+++ MATERIAL TO PROCESS

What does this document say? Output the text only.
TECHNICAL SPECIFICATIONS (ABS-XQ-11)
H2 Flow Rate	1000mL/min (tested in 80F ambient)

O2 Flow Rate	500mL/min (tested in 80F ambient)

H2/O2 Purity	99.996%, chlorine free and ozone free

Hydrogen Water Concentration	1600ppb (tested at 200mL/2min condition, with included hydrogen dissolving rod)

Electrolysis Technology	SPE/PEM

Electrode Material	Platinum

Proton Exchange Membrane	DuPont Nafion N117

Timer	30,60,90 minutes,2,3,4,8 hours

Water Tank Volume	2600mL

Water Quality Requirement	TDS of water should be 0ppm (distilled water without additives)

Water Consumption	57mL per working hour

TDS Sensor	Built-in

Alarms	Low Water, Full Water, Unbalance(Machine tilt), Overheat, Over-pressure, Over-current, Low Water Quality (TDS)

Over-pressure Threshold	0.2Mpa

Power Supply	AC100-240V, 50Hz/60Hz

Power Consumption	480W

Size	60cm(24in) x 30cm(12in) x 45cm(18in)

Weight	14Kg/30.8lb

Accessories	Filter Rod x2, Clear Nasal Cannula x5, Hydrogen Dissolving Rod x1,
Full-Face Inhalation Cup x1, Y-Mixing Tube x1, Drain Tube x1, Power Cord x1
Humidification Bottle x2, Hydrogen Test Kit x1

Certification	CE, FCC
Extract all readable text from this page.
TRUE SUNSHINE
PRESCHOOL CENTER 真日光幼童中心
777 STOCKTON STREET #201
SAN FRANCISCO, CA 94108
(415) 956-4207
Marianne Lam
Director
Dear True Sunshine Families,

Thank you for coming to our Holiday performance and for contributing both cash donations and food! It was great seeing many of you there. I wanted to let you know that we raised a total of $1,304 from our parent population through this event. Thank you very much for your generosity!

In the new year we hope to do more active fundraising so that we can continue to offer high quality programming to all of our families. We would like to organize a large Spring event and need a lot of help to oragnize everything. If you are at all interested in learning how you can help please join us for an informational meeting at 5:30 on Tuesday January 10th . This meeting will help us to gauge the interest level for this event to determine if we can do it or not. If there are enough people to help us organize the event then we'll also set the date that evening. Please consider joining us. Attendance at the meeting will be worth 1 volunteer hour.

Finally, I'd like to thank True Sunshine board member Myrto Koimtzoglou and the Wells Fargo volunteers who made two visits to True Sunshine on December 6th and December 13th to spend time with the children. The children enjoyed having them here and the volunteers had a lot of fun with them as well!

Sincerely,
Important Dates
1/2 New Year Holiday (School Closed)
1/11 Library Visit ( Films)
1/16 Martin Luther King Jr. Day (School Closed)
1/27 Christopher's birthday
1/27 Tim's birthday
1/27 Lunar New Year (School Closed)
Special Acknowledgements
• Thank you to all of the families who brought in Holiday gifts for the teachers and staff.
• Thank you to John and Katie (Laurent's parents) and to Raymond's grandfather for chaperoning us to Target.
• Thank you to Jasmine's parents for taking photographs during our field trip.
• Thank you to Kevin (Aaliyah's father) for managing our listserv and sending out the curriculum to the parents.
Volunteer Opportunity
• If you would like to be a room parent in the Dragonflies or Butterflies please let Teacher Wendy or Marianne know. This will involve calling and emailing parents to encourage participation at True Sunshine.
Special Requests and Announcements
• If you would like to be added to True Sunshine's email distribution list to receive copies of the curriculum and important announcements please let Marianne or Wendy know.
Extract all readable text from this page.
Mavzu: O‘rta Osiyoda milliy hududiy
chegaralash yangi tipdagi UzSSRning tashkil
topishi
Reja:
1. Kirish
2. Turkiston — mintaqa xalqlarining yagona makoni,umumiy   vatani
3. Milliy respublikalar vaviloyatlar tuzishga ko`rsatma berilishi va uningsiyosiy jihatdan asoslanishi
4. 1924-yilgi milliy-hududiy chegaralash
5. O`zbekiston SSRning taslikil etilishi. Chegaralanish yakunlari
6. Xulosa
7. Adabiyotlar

++++++

Count the lines that hold the string "Consumption" and state that number alone.

**ANSWER IN FULL**
2